** start of Extracted information **

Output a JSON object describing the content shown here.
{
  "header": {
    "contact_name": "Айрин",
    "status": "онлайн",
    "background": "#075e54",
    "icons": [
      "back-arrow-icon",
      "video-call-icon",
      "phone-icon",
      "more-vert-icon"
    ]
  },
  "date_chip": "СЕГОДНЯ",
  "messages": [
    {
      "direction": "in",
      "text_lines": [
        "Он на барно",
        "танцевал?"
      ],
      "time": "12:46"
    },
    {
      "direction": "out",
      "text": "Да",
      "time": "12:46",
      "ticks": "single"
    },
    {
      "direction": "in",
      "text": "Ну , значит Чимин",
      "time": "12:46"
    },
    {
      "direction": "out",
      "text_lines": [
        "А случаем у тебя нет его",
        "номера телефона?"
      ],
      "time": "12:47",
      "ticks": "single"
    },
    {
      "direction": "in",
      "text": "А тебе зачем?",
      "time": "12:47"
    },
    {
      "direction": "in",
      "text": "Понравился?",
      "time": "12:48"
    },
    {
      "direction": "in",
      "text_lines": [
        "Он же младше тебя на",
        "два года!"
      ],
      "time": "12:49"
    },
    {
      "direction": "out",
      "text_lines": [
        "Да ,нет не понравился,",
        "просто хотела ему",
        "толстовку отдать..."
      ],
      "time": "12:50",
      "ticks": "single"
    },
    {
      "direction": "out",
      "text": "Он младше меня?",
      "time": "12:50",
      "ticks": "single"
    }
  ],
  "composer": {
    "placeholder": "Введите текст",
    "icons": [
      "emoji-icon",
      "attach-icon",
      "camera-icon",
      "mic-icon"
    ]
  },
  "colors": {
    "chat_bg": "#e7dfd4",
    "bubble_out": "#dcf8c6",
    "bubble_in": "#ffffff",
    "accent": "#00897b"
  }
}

** end of Extracted information **

### Objective:
Take each line containing the string "младше" and copy it out.

### Answer to this exercise:
        "Он же младше тебя на",
      "text": "Он младше меня?",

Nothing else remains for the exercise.